─── DATA SUPPLIED

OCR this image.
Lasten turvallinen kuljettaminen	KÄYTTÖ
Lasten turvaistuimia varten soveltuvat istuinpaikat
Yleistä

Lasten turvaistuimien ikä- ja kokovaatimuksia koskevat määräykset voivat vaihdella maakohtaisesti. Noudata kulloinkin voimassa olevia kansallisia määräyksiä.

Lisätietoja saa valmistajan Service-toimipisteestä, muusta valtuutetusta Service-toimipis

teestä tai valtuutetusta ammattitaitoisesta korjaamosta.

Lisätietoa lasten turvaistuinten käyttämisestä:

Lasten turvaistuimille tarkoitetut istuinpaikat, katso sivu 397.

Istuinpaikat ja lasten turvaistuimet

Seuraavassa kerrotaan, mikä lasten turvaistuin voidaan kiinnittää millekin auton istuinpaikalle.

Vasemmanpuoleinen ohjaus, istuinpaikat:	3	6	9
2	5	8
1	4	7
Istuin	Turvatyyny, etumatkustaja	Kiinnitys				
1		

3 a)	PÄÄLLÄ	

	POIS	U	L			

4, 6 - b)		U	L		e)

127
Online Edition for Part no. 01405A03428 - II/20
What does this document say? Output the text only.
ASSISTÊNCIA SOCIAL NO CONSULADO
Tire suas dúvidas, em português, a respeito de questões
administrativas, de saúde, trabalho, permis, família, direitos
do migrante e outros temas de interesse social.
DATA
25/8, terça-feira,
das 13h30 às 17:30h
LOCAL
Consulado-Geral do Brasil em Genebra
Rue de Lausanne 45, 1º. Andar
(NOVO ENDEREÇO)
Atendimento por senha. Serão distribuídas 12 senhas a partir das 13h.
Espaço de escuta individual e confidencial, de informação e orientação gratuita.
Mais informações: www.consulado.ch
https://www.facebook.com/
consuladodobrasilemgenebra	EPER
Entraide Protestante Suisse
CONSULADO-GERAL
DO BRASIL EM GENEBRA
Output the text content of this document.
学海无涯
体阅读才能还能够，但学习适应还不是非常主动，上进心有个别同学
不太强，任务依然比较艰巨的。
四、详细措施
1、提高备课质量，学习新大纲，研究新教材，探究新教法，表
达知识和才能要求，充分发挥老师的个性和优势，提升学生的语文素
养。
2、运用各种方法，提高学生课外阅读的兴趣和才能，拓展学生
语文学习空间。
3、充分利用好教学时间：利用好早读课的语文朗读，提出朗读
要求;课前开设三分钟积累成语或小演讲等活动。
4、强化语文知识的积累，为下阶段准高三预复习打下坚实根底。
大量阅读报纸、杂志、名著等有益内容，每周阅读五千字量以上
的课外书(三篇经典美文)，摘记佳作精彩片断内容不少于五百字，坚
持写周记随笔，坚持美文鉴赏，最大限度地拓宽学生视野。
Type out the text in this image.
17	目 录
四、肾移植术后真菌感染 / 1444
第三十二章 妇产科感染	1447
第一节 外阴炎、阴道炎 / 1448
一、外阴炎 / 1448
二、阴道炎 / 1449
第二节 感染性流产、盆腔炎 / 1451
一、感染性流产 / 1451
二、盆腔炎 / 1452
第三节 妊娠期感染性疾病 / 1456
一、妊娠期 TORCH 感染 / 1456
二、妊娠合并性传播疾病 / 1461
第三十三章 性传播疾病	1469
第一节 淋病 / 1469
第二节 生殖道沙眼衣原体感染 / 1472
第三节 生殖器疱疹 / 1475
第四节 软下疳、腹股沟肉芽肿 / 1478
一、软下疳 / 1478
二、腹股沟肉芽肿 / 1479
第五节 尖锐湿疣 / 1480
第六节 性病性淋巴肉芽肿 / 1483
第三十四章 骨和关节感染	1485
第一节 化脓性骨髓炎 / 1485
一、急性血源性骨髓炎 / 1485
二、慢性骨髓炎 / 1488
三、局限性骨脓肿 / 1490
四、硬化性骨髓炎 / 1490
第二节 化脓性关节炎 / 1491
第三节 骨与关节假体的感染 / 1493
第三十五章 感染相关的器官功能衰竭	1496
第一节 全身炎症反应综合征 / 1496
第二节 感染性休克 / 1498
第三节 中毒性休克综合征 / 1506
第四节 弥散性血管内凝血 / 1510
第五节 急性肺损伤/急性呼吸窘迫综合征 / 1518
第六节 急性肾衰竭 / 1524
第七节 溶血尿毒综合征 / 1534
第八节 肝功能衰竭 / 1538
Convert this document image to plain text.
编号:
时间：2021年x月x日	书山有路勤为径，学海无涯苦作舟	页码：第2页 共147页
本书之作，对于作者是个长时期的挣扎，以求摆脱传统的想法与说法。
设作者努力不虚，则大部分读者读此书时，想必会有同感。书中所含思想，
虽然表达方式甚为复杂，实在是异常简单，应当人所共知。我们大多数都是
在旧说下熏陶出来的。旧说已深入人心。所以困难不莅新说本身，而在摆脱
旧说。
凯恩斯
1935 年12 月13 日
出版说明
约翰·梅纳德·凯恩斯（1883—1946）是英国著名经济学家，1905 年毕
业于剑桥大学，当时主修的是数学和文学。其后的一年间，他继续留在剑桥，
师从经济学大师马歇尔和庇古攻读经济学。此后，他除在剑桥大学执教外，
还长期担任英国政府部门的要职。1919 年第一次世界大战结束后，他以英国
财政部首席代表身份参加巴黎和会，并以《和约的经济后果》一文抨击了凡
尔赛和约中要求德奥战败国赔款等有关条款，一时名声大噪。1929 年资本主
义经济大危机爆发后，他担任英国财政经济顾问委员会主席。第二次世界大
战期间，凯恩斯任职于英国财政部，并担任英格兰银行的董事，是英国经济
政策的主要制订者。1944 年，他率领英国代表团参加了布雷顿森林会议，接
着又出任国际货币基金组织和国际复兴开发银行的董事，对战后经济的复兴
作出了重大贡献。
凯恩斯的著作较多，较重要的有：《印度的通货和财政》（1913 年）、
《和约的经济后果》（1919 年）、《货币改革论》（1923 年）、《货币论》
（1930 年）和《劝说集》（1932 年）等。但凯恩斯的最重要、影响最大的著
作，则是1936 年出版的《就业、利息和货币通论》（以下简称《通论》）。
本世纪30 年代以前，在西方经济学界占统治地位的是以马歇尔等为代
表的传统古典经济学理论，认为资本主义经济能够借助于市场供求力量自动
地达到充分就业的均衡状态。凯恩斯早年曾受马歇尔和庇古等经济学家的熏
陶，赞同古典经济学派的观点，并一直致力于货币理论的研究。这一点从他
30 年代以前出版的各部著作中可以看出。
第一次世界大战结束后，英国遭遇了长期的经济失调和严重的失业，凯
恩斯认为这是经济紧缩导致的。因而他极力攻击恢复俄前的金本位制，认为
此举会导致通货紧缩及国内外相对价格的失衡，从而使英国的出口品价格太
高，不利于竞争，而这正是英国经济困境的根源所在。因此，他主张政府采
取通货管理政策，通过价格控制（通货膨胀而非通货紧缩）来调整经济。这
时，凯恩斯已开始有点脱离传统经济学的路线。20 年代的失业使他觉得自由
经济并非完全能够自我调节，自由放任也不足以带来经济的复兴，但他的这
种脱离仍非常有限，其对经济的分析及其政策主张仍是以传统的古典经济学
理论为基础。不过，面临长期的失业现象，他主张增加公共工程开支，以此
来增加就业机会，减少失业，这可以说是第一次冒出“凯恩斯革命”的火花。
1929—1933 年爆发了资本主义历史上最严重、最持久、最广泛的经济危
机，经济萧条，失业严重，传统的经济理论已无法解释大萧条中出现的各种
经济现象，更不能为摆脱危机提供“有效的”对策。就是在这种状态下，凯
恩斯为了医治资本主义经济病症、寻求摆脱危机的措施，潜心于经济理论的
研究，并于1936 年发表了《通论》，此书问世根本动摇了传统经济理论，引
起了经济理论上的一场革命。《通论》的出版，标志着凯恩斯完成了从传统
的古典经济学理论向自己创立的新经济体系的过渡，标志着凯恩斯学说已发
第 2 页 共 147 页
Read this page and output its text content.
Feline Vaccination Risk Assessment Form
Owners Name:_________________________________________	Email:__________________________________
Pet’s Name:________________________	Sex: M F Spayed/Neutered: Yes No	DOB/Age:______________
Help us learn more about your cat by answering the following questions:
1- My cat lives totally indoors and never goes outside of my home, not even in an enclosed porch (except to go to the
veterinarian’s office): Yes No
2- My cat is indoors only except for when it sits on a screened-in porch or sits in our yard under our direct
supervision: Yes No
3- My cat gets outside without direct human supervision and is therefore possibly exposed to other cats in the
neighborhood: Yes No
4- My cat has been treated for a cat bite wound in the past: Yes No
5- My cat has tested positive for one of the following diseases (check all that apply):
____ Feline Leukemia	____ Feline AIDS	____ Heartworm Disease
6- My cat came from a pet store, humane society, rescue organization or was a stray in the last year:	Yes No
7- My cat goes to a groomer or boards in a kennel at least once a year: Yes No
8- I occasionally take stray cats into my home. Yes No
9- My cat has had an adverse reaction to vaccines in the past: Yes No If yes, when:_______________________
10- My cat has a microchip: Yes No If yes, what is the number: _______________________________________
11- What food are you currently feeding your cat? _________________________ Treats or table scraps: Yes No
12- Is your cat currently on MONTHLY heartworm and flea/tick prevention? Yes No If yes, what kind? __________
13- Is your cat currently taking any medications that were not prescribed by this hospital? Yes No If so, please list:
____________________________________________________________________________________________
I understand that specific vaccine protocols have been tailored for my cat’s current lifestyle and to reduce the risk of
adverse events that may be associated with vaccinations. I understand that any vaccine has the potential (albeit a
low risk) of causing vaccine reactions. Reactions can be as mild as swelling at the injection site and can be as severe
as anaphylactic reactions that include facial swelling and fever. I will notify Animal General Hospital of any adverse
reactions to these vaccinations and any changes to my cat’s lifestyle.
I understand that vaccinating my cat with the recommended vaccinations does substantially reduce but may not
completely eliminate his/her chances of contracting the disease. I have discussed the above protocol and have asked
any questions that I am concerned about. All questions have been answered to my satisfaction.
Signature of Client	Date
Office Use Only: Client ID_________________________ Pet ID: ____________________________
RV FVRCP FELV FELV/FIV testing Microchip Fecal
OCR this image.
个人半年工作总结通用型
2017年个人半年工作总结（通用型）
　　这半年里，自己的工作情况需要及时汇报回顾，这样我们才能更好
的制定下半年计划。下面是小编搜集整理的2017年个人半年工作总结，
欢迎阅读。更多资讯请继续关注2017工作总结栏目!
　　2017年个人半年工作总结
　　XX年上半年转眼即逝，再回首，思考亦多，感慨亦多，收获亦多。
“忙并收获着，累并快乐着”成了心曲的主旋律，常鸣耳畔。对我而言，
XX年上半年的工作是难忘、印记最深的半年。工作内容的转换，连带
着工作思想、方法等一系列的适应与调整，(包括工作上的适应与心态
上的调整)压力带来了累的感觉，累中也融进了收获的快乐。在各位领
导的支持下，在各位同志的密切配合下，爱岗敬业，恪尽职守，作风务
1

──────

## WHAT TO DO
Gather from the entries above all lines that include the string "adverse".

## EXPECTED OUTPUT
9- My cat has had an adverse reaction to vaccines in the past: Yes No If yes, when:_______________________
adverse events that may be associated with vaccinations. I understand that any vaccine has the potential (albeit a
as anaphylactic reactions that include facial swelling and fever. I will notify Animal General Hospital of any adverse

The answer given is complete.